■ **Prompt**:
Take the material below and write it all out again exactly.
— Start Listing —
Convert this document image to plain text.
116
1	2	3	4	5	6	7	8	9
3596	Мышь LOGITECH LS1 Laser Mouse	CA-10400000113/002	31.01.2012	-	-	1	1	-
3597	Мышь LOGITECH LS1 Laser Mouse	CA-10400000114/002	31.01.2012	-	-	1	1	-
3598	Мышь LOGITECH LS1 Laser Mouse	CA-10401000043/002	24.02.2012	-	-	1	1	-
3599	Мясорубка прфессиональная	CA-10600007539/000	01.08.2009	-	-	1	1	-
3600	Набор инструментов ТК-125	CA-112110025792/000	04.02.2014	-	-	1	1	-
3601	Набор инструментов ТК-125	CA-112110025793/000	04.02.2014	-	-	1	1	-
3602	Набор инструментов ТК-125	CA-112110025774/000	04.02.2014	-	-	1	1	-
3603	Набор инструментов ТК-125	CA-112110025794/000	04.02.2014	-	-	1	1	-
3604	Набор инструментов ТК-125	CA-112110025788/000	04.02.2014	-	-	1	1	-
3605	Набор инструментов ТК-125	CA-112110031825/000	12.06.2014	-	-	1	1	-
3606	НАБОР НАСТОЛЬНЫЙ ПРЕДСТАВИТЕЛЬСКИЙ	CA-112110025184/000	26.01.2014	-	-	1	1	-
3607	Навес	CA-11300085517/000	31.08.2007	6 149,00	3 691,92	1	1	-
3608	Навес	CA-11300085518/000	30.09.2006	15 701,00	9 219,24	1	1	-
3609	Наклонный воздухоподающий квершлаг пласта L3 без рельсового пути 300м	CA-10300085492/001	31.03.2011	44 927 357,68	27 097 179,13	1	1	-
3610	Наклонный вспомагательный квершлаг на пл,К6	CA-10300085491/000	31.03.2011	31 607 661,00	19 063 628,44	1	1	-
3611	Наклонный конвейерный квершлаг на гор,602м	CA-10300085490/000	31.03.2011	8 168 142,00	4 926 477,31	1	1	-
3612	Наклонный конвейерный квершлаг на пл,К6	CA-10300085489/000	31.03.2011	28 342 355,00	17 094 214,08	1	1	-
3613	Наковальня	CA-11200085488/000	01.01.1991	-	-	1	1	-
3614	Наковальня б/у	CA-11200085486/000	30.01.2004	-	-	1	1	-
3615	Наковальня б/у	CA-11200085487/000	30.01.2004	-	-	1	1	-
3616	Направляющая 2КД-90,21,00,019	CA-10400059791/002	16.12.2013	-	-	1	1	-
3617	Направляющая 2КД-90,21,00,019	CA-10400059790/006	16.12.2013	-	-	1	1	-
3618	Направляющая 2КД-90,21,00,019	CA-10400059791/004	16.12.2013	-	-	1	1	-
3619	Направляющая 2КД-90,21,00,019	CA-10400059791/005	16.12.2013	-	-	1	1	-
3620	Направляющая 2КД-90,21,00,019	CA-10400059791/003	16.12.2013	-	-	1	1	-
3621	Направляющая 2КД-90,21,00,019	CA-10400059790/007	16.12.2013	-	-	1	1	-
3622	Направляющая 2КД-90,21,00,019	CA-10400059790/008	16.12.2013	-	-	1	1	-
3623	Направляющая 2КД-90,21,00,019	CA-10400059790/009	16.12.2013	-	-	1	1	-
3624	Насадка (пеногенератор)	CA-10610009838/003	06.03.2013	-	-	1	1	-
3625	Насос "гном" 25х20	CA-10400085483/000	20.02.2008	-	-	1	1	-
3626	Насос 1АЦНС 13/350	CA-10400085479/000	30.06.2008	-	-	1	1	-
— End Listing —
■ **Result for this task**:
Convert this document image to plain text.
116
1	2	3	4	5	6	7	8	9
3596	Мышь LOGITECH LS1 Laser Mouse	CA-10400000113/002	31.01.2012	-	-	1	1	-
3597	Мышь LOGITECH LS1 Laser Mouse	CA-10400000114/002	31.01.2012	-	-	1	1	-
3598	Мышь LOGITECH LS1 Laser Mouse	CA-10401000043/002	24.02.2012	-	-	1	1	-
3599	Мясорубка прфессиональная	CA-10600007539/000	01.08.2009	-	-	1	1	-
3600	Набор инструментов ТК-125	CA-112110025792/000	04.02.2014	-	-	1	1	-
3601	Набор инструментов ТК-125	CA-112110025793/000	04.02.2014	-	-	1	1	-
3602	Набор инструментов ТК-125	CA-112110025774/000	04.02.2014	-	-	1	1	-
3603	Набор инструментов ТК-125	CA-112110025794/000	04.02.2014	-	-	1	1	-
3604	Набор инструментов ТК-125	CA-112110025788/000	04.02.2014	-	-	1	1	-
3605	Набор инструментов ТК-125	CA-112110031825/000	12.06.2014	-	-	1	1	-
3606	НАБОР НАСТОЛЬНЫЙ ПРЕДСТАВИТЕЛЬСКИЙ	CA-112110025184/000	26.01.2014	-	-	1	1	-
3607	Навес	CA-11300085517/000	31.08.2007	6 149,00	3 691,92	1	1	-
3608	Навес	CA-11300085518/000	30.09.2006	15 701,00	9 219,24	1	1	-
3609	Наклонный воздухоподающий квершлаг пласта L3 без рельсового пути 300м	CA-10300085492/001	31.03.2011	44 927 357,68	27 097 179,13	1	1	-
3610	Наклонный вспомагательный квершлаг на пл,К6	CA-10300085491/000	31.03.2011	31 607 661,00	19 063 628,44	1	1	-
3611	Наклонный конвейерный квершлаг на гор,602м	CA-10300085490/000	31.03.2011	8 168 142,00	4 926 477,31	1	1	-
3612	Наклонный конвейерный квершлаг на пл,К6	CA-10300085489/000	31.03.2011	28 342 355,00	17 094 214,08	1	1	-
3613	Наковальня	CA-11200085488/000	01.01.1991	-	-	1	1	-
3614	Наковальня б/у	CA-11200085486/000	30.01.2004	-	-	1	1	-
3615	Наковальня б/у	CA-11200085487/000	30.01.2004	-	-	1	1	-
3616	Направляющая 2КД-90,21,00,019	CA-10400059791/002	16.12.2013	-	-	1	1	-
3617	Направляющая 2КД-90,21,00,019	CA-10400059790/006	16.12.2013	-	-	1	1	-
3618	Направляющая 2КД-90,21,00,019	CA-10400059791/004	16.12.2013	-	-	1	1	-
3619	Направляющая 2КД-90,21,00,019	CA-10400059791/005	16.12.2013	-	-	1	1	-
3620	Направляющая 2КД-90,21,00,019	CA-10400059791/003	16.12.2013	-	-	1	1	-
3621	Направляющая 2КД-90,21,00,019	CA-10400059790/007	16.12.2013	-	-	1	1	-
3622	Направляющая 2КД-90,21,00,019	CA-10400059790/008	16.12.2013	-	-	1	1	-
3623	Направляющая 2КД-90,21,00,019	CA-10400059790/009	16.12.2013	-	-	1	1	-
3624	Насадка (пеногенератор)	CA-10610009838/003	06.03.2013	-	-	1	1	-
3625	Насос "гном" 25х20	CA-10400085483/000	20.02.2008	-	-	1	1	-
3626	Насос 1АЦНС 13/350	CA-10400085479/000	30.06.2008	-	-	1	1	-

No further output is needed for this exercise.